[Stored dataset items]

--- Begin ---

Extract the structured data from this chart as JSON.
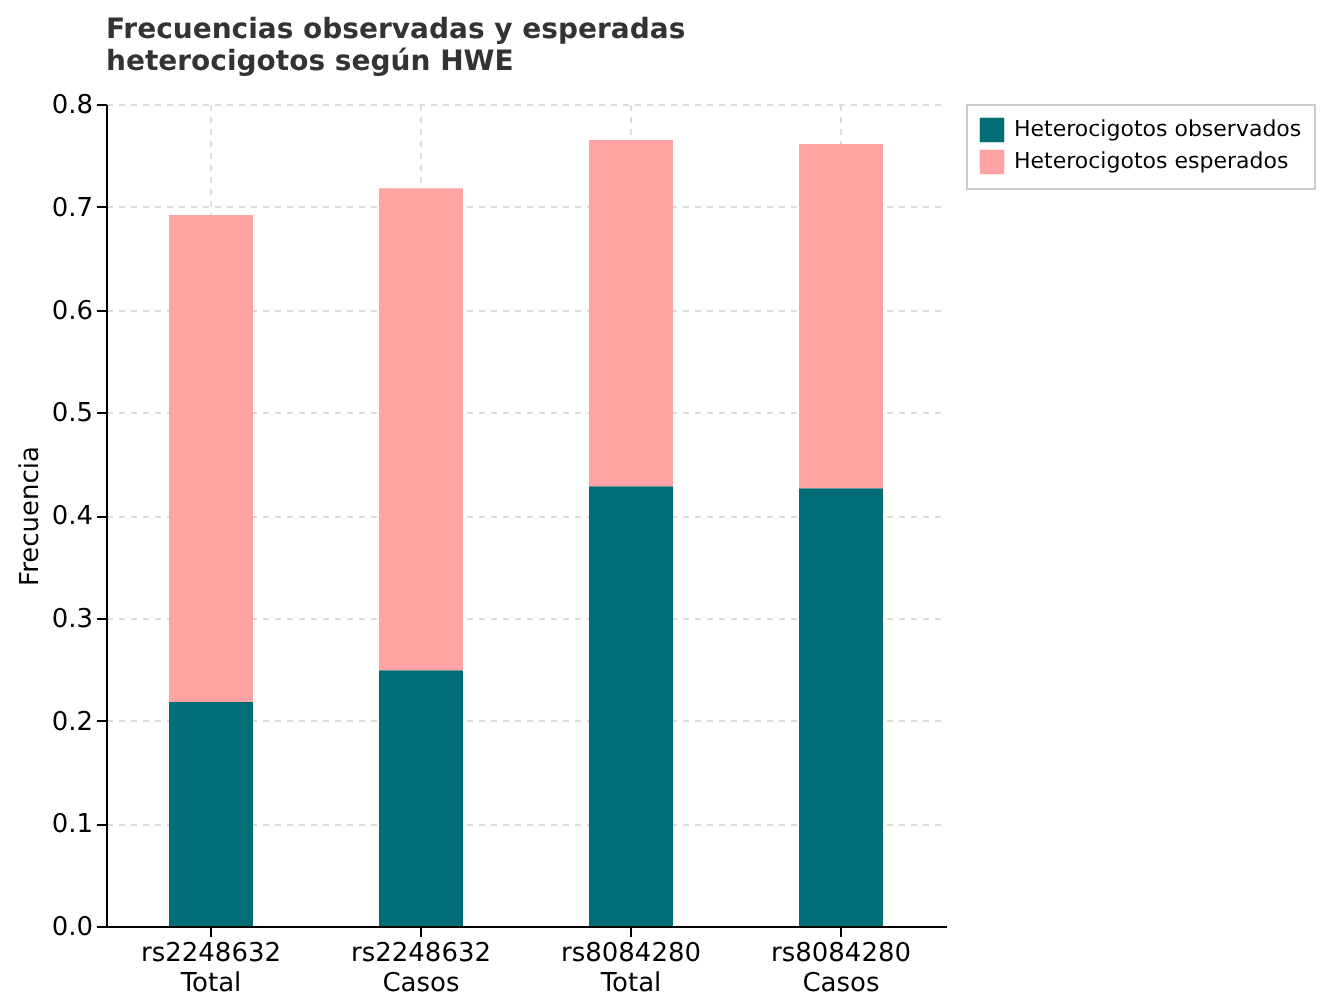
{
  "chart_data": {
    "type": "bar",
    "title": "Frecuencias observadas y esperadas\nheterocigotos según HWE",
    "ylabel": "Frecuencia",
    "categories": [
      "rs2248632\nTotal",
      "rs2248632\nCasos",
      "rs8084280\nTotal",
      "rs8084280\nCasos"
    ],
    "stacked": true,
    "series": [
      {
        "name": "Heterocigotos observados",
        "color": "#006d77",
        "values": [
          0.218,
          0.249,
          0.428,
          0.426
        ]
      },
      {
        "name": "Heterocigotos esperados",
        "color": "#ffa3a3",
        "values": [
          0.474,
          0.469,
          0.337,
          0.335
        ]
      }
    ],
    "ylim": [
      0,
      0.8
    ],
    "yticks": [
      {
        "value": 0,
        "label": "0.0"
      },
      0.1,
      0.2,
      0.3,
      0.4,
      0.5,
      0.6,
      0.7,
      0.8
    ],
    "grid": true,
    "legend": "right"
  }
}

--- End ---

:: Problem description ::
Return each line in the records that holds the string "nCasos".

:: Exercise output ::
      "rs2248632\nCasos",
      "rs8084280\nCasos"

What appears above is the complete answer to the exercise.